- Work instructions:
Can you transcribe, word for word, the part of the talk on validating product listings that opens with the words containing "So, I'll take" and closes with "but conditionally downcast."?

*** Excerpted text ***

No, and in my case, I want to
make sure that it actually
represents a URL.
But more importantly, just
because it looks like a URL,
doesn't mean it will point to my
domain.
And this is something I care
very deeply about.
I really, really want to keep my
customers safe.
I don't want to possibly send
them to a phishing domain, which
could look like mine, but not
really be my site.
So, this is something that I
care about watching out for.
Now, lastly, even if each of
these fields is valid on its
own, sometimes the relationships
between fields that matters.
For instance, each product
listing has a date when it was
created, and a date when it was
last updated.
Each of these can be valid on
their own, but does it make
sense for the date that it was
last updated to come before when
it was created?
No. And in my case, this might
not open a security
vulnerability in my app.
But this is something that maybe
you watch out for because it's a
good indicator that something's
gone wrong, and maybe I
shouldn't trust this data.
So, let's take a look at how we
can start doing that.
Here, I've started writing a
function which will take one
such listing and start
validating all of the contents.
So, I'll take a listing, and
I'll start pulling out the
product ID.
And we've learned here not to
forcibly downcast this ID to an
Int, but conditionally downcast.
And if the cast fails the guard
will fail and will throw an
error.
Now I don't want to stop there,
I want to perform the range
validation that ensures that
product ID is also valid.
That it's positive and not too
large.
And again, if something goes
wrong, I'll throw an error.
Now, later on I might care to
check out that URL.
And again, I'll downcast it to a
string, instead of forcibly
downcast.
And here, I can check the link.
In this case, I know my server
will never produce URLs that are
too long.
So, if I find a really long URL,
I'll know that it's invalid.

*** Supplied entries ***

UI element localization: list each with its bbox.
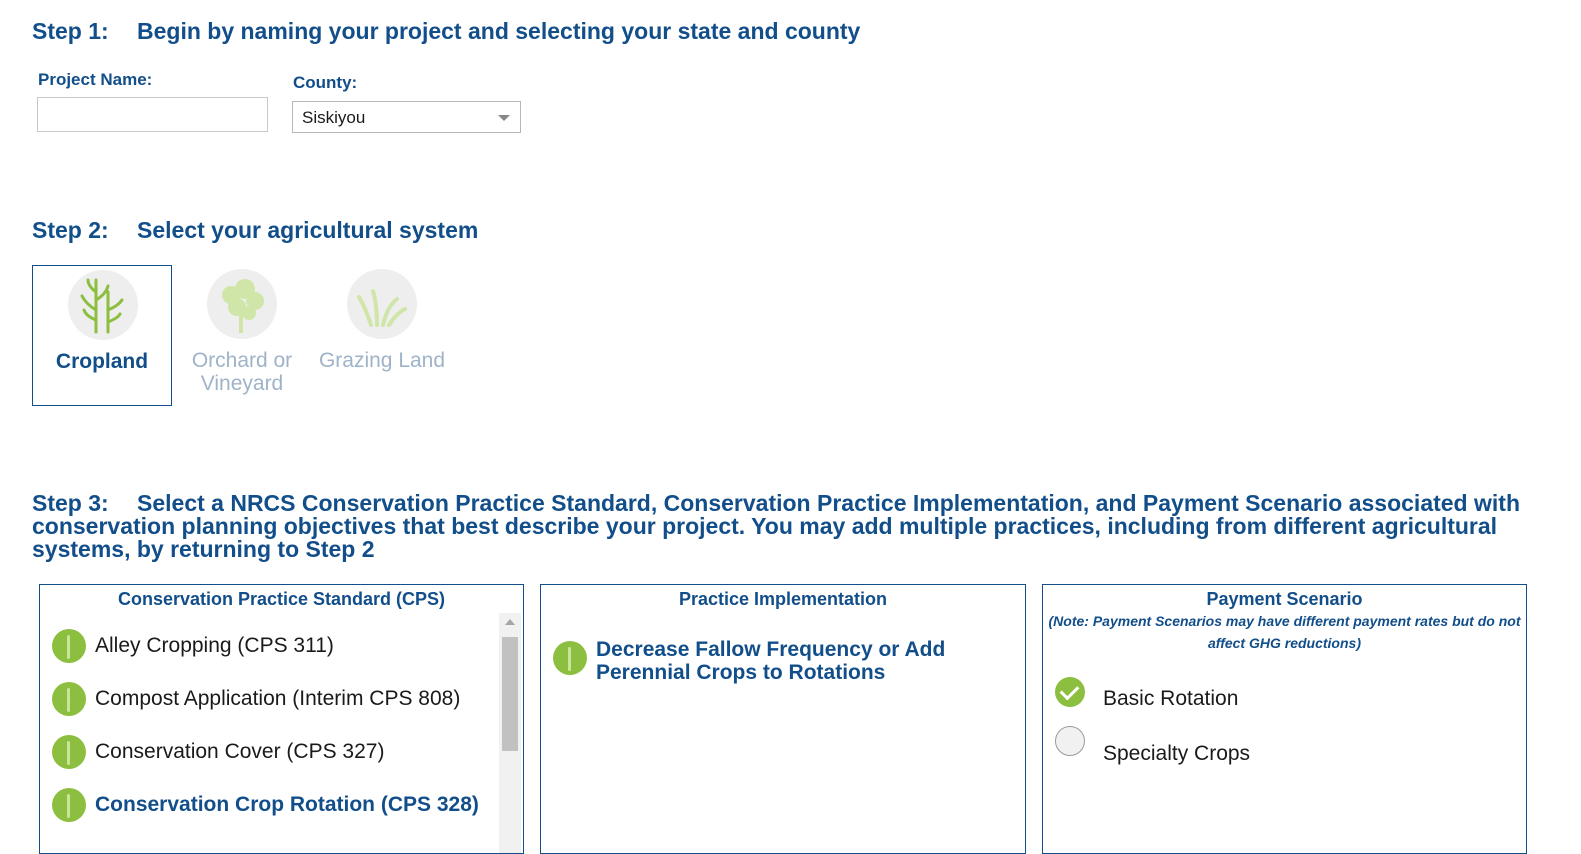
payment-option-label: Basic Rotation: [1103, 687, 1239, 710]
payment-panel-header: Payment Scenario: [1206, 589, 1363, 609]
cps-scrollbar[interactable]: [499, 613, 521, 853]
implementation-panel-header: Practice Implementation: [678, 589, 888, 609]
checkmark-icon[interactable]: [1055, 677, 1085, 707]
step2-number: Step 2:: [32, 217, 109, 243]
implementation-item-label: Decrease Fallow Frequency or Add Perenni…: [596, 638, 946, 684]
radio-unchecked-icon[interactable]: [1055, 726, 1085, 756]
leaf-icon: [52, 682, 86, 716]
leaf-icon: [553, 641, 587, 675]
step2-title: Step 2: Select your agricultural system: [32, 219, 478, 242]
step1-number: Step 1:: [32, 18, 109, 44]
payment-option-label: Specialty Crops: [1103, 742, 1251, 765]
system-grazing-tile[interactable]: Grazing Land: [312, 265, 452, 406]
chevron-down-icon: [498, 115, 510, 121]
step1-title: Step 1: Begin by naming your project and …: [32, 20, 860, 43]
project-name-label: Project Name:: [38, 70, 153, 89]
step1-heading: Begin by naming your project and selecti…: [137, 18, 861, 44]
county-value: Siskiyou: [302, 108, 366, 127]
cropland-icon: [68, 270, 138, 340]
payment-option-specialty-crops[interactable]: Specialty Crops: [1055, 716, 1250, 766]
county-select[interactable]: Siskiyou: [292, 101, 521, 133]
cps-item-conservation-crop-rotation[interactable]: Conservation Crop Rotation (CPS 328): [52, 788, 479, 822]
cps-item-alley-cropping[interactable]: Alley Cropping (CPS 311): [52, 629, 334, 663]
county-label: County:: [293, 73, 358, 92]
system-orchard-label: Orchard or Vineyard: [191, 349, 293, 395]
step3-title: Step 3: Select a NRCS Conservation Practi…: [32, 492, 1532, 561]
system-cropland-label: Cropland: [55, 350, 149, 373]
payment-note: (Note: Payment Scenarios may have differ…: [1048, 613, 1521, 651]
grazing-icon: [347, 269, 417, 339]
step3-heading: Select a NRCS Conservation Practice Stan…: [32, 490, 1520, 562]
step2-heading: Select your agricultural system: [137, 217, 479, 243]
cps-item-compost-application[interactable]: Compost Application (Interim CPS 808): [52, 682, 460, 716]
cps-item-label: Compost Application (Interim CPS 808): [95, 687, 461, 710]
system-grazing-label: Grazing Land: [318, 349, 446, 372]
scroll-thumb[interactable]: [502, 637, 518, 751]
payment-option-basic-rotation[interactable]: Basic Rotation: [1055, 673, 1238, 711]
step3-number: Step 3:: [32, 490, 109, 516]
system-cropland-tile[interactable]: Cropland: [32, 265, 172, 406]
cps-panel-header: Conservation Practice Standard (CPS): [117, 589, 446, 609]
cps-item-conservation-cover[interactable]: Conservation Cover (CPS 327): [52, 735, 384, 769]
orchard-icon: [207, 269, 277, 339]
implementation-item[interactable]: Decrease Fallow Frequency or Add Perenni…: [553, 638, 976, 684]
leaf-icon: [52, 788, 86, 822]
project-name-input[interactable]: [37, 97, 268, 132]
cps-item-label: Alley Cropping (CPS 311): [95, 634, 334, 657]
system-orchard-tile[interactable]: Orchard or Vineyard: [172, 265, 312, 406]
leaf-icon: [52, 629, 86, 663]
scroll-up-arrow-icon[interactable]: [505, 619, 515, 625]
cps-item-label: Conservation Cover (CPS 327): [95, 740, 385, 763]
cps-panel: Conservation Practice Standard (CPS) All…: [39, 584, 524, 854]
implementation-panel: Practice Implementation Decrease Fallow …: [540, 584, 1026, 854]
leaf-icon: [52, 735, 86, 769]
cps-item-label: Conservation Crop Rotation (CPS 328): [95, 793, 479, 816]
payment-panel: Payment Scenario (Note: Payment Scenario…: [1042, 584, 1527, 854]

***

- Result:
So, I'll take a listing, and
I'll start pulling out the
product ID.
And we've learned here not to
forcibly downcast this ID to an
Int, but conditionally downcast.